→ Exercise brief
Look for the string "name" in the lines and copy each line that has it.
-*-
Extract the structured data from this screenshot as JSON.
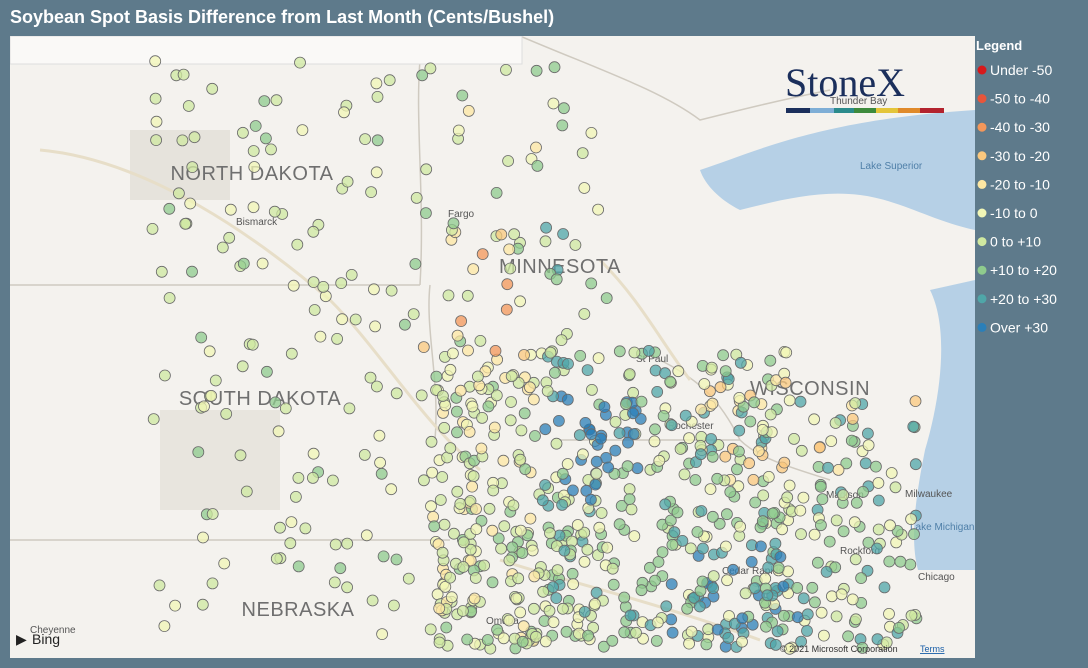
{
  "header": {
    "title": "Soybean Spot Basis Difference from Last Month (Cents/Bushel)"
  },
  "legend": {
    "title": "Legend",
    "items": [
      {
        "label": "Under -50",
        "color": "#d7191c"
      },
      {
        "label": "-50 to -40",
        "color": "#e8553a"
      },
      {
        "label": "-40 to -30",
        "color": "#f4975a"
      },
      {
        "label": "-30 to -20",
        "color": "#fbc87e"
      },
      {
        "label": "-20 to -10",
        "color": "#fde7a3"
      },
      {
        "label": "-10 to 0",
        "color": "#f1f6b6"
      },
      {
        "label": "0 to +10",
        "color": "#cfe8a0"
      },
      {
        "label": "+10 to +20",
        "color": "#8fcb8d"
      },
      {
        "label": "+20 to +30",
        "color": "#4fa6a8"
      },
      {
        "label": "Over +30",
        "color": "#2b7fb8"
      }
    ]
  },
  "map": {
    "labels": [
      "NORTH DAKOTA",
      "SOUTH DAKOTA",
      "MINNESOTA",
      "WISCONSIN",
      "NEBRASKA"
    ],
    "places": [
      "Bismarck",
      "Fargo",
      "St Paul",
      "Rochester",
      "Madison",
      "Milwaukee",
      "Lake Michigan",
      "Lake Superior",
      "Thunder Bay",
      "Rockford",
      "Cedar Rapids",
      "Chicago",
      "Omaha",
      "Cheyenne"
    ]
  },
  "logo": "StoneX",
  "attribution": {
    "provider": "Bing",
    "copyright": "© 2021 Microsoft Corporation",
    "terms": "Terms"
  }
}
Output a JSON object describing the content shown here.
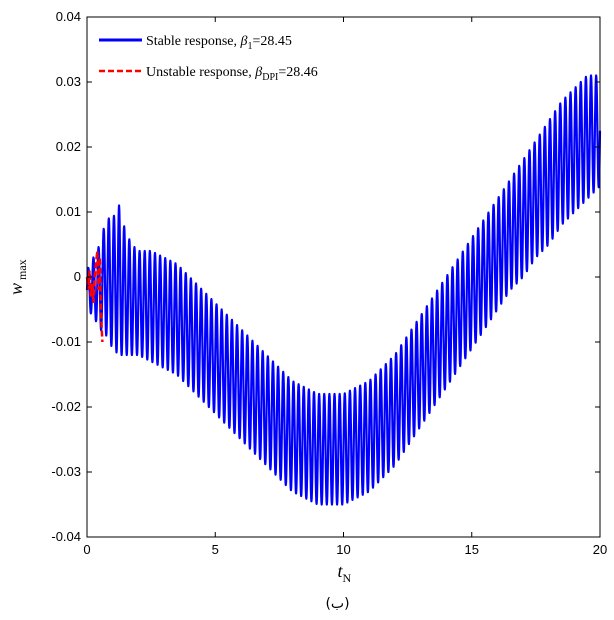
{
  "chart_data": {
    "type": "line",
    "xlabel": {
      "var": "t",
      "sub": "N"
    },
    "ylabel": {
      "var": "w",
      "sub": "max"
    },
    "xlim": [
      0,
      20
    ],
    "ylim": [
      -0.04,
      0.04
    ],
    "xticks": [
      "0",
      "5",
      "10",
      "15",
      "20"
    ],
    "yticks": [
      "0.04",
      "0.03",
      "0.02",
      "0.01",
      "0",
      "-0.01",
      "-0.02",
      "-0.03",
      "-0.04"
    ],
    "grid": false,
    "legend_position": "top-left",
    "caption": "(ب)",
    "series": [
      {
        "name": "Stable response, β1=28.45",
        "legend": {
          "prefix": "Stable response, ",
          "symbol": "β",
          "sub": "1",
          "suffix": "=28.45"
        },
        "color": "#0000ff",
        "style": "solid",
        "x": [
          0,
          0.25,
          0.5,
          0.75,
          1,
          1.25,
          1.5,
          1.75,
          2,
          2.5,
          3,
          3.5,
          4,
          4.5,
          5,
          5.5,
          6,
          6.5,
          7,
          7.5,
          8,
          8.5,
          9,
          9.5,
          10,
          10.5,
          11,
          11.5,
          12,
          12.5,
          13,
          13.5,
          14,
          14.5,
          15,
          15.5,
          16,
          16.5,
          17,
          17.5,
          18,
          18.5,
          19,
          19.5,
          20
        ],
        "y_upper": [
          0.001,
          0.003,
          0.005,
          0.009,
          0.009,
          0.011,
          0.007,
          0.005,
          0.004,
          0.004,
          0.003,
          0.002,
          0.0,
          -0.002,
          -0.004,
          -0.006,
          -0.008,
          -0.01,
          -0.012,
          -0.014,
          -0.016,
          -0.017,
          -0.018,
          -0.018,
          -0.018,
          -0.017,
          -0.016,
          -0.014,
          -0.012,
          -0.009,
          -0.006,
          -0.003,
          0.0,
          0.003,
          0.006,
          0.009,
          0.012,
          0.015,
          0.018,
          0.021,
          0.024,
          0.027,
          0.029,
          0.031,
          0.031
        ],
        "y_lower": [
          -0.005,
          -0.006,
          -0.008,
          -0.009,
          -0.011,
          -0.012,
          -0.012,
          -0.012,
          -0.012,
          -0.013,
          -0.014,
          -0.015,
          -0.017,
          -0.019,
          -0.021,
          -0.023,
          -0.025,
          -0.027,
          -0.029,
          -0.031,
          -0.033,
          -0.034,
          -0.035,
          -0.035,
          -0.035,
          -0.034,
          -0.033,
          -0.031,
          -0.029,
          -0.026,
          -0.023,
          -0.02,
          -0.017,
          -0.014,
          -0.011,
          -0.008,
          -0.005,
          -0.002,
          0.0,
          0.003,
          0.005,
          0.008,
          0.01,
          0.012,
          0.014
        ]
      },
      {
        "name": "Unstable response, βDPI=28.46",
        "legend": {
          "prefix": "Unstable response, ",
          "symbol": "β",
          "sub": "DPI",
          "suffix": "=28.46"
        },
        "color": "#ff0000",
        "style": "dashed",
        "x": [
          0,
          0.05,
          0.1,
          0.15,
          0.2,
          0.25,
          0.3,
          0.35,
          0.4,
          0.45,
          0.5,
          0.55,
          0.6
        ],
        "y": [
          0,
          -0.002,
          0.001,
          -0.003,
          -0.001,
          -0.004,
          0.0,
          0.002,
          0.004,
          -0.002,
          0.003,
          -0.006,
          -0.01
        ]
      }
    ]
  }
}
-*-
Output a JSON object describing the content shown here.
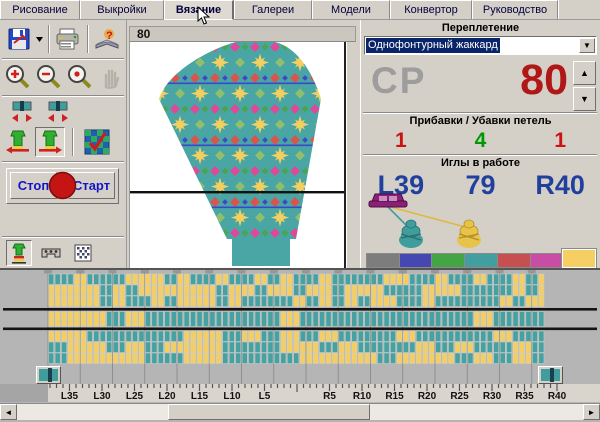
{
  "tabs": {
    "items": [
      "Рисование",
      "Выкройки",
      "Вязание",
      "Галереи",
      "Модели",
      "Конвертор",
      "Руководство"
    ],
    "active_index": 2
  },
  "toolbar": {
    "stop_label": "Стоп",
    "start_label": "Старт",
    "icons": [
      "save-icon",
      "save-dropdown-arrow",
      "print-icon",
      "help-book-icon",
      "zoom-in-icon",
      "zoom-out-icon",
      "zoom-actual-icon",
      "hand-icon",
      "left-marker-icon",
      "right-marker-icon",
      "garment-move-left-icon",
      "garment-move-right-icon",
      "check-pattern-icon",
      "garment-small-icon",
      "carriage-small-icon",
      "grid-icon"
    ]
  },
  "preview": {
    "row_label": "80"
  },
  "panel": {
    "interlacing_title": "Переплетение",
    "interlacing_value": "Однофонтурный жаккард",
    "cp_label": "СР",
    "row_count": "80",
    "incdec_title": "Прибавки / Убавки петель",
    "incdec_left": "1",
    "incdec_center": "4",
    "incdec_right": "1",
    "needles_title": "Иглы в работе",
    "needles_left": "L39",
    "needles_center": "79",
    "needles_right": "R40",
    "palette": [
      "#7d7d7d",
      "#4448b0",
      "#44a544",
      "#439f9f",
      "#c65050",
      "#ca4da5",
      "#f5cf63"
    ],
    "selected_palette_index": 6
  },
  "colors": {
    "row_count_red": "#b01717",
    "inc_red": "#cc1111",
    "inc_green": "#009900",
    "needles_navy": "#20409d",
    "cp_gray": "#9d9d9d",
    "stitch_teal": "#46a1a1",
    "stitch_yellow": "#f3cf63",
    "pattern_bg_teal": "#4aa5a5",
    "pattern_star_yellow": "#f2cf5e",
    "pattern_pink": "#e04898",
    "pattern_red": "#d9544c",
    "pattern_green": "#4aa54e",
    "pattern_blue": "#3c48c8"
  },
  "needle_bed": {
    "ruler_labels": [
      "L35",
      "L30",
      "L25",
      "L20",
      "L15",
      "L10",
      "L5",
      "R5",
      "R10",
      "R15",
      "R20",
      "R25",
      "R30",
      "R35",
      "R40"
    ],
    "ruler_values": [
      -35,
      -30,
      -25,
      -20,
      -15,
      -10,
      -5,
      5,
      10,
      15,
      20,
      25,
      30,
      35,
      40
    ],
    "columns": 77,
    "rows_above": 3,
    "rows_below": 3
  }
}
-*-
→ Task solution
        "name": "Stable response, β1=28.45",
        "name": "Unstable response, βDPI=28.46",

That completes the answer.